FSANZ is reportedly set to allow these drinks to carry health claims on their labels.
The plan, delayed for almost a year after objections from health experts, proposes to allow science-based health claims to be added to these drinks, despite the risk of confusion and seemingly widespread ignorance about the true purpose of these drinks.
Jane Martin Senior Policy Advisor at Australia’s Obesity Policy Coalition is concerned by the proposal, stating “if this change is made, then I think it will make these drinks more attractive than they currently are.”
The only ‘electrolytes’ commonly found in these drinks are sodium and smaller amounts of potassium. The main nutrient is sugar (often as much as contained in a can of soft drink), which is not by definition an electrolyte.
Martin added “given they are high in sugar and salt, they are not designed for the average person who wouldn’t do enough exercise to warrant these drinks,” Ms Martin said.
However, a report commissioned by FSANZ found that consumers feel these athlete-specific products are aimed at them.
The reported stated “although electrolyte drinks are seemingly marketed towards elite athletes, respondents felt that marketing is really aimed towards the general public, and this is certainly supported by the prominence of electrolyte drinks and availability for purchase via many outlets.”
The report noted that electrolyte drinks are sold at locations including supermarkets, corner stores, sporting events, sports club houses, petrol stations, railway station vending machines and school canteens.
The Australian Institute of Sport (AIS) advises that thes drinks should be completely avoided by anyone doing less than 45 minutes of exercise, adding that even for those doing 75 minutes of exercise, a single mouth swill per hour may be enough.
In a submission to FSANZ, the Cancer Council Australia stated “allowing health claims to appear on electrolyte drink labels may suggest that (electrolyte drinks) are appropriate for the general population regardless of physical activity levels, when they are only suitable for the small minority of Australians participating in sustained high-intensity or endurance activities of more than 45 minutes duration.”
In its submission the Auckland Regional Public Health Service said the addition of health claims as a “marketing tool”, stating “manufacturers use health claims to create a ‘health halo’.

◆ **Work instruction A**:
Answer these questions using the passage on electrolyte drinks:
(i) What position does Jane Martin hold at Australia's Obesity Policy Coalition?
(ii) Below what length of exercise does the Australian Institute of Sport say these drinks should be completely avoided?
(iii) What does the Auckland Regional Public Health Service say manufacturers use health claims to create?
◆ **Work instruction B**: List every type of location where, according to the report in the passage on electrolyte drinks, these drinks are sold.
The rows play no part in this.

◆ **Data extracts**:

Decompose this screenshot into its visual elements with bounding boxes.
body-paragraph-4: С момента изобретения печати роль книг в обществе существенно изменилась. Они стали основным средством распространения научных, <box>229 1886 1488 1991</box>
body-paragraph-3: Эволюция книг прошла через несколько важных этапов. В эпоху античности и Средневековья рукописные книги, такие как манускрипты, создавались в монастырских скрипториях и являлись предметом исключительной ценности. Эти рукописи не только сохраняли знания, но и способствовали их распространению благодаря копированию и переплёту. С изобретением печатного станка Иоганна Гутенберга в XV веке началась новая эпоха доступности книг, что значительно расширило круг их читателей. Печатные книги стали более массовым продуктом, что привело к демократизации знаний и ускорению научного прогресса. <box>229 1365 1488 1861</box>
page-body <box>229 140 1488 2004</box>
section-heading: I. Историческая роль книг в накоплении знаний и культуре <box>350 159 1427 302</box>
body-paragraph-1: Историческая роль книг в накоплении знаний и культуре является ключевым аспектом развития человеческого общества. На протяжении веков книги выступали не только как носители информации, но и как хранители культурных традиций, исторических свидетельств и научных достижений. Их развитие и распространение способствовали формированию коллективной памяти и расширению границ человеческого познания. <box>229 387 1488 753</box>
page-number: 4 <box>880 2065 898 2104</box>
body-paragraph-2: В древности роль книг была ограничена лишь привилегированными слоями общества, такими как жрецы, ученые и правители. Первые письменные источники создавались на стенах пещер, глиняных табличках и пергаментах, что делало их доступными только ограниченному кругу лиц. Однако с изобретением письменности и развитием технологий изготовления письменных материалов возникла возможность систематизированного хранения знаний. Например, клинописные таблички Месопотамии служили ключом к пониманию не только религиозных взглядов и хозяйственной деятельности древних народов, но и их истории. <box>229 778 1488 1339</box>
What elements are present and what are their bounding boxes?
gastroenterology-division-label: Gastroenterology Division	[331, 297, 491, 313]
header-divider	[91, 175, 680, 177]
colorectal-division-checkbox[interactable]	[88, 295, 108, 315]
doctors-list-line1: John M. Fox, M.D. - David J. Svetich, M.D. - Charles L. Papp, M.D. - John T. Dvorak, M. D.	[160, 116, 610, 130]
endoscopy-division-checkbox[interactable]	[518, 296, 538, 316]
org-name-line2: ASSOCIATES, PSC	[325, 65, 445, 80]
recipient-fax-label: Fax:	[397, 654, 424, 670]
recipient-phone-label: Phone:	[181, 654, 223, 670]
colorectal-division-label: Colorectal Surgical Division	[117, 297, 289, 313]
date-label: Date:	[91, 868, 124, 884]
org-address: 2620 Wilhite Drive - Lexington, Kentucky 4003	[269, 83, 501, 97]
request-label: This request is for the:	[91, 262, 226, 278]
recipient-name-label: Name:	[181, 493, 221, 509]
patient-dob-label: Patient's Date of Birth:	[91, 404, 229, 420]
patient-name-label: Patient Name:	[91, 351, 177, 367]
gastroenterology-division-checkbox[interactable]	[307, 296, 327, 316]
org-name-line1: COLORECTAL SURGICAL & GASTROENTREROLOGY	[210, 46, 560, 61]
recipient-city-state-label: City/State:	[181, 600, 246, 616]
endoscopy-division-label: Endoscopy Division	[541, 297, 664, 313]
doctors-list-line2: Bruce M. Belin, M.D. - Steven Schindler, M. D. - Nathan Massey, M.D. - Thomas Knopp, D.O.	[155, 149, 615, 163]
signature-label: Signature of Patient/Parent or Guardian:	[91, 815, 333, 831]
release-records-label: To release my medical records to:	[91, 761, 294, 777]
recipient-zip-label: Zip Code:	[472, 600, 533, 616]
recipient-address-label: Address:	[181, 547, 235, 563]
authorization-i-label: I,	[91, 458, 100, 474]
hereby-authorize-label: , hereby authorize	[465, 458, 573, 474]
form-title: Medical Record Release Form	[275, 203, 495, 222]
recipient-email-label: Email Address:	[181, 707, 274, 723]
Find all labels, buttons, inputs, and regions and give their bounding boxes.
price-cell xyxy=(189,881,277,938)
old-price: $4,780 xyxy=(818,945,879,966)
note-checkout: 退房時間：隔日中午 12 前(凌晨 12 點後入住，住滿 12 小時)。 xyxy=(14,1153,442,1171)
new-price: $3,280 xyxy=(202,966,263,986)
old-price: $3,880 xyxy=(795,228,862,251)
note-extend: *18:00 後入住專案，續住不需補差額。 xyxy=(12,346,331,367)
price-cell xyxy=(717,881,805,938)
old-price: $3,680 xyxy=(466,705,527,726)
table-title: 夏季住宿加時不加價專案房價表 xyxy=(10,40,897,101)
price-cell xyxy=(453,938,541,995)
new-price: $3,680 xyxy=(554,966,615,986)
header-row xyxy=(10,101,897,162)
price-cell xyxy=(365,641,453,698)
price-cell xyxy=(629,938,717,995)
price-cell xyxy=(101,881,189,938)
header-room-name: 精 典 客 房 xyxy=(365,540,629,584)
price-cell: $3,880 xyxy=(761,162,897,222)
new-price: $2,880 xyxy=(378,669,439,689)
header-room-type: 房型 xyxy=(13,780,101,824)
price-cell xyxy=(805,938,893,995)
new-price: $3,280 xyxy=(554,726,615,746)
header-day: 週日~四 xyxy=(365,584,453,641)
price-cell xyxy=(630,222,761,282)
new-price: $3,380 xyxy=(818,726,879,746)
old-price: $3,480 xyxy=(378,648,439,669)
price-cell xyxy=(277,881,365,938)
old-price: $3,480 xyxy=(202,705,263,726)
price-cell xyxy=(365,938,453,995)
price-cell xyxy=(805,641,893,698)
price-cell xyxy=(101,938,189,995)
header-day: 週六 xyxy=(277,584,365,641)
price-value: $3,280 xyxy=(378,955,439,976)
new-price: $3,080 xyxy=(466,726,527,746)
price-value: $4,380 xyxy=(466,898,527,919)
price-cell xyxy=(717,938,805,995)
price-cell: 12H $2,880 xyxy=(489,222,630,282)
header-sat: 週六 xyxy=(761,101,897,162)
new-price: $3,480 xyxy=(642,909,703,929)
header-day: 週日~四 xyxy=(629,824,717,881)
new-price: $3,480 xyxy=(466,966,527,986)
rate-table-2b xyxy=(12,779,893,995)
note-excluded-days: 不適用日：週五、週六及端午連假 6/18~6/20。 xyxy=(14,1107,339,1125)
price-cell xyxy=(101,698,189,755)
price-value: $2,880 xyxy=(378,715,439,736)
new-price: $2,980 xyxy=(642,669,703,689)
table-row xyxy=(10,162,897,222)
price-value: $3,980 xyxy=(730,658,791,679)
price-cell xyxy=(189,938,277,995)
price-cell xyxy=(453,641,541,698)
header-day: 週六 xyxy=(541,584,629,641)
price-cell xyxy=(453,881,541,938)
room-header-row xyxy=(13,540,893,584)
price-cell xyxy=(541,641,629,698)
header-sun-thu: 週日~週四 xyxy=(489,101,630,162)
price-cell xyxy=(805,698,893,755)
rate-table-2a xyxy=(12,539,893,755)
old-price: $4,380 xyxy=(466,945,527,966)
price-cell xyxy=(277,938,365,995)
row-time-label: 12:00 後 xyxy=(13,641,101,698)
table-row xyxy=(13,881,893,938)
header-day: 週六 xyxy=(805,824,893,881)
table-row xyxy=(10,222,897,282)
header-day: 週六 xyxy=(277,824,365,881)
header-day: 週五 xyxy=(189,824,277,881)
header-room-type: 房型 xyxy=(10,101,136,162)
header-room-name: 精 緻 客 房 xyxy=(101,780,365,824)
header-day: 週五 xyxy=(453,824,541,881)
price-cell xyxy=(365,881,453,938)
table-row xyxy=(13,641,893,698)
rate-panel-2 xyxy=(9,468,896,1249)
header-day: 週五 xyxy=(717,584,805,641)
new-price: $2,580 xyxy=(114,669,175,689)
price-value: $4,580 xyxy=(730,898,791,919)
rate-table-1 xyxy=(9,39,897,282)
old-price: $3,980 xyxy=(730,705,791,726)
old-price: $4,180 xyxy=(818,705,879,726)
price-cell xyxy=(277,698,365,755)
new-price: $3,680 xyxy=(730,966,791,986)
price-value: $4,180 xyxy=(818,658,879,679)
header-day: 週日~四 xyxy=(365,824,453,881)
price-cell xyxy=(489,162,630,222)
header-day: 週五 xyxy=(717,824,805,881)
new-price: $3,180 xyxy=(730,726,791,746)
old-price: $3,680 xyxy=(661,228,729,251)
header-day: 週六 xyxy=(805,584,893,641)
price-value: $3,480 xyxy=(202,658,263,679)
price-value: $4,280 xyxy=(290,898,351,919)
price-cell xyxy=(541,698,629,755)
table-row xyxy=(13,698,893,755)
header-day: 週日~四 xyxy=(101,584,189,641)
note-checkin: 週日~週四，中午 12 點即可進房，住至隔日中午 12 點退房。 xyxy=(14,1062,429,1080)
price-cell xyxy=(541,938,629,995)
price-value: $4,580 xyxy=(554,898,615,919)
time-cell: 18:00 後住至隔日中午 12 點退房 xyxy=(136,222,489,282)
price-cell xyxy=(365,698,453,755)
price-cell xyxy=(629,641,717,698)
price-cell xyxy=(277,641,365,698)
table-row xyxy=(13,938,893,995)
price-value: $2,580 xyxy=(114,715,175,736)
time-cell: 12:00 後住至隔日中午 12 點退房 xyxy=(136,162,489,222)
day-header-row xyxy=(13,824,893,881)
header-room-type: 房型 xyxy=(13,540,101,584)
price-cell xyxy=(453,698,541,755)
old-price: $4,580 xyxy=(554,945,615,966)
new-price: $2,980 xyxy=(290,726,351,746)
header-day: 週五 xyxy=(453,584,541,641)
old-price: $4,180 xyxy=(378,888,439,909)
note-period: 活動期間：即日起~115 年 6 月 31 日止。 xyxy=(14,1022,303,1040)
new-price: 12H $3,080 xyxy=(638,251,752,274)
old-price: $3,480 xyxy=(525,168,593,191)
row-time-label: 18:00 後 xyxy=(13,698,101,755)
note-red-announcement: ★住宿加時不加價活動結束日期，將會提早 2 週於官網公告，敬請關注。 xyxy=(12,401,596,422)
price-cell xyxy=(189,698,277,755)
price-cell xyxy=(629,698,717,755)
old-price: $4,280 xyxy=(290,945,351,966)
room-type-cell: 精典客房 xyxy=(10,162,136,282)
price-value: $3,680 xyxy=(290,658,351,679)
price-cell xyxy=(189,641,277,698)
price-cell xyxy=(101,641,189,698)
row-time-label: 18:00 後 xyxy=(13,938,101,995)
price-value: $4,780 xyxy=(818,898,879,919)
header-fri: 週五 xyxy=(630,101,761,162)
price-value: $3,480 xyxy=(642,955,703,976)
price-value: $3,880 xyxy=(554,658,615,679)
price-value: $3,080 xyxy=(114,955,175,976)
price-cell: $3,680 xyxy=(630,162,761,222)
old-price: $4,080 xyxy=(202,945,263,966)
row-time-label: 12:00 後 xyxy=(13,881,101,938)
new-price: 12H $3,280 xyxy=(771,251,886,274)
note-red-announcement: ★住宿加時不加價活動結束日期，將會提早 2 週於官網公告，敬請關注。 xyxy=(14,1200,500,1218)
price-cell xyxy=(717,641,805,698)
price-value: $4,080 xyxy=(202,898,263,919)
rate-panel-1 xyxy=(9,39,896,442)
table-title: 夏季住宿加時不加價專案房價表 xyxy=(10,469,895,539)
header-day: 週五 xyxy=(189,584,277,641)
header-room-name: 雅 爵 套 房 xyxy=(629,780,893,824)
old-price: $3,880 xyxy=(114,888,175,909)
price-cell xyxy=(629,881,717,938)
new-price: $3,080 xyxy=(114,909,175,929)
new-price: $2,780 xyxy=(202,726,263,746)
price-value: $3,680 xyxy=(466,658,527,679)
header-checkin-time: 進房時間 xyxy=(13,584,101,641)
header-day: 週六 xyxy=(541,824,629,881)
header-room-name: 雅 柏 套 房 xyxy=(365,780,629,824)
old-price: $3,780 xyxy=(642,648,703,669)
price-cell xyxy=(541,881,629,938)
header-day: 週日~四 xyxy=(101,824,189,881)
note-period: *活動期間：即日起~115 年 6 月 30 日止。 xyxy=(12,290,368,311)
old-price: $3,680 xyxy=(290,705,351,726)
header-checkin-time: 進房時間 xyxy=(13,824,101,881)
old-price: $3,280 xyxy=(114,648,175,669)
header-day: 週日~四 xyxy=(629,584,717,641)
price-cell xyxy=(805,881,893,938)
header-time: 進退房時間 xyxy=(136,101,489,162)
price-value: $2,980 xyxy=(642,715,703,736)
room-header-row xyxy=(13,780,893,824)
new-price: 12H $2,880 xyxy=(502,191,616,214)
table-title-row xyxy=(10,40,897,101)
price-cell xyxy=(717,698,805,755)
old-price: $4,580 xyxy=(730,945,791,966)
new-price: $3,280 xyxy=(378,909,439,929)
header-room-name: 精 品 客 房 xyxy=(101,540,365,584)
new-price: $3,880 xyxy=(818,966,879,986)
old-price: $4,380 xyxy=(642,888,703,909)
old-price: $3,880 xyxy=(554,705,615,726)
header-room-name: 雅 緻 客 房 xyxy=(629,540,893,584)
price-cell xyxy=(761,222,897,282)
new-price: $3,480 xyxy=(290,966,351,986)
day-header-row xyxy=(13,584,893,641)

◆ **Problem solution A**:
(i) Senior Policy Advisor
(ii) 45 minutes
(iii) A "health halo"

◆ **Problem solution B**:
- Supermarkets
- Corner stores
- Sporting events
- Sports club houses
- Petrol stations
- Railway station vending machines
- School canteens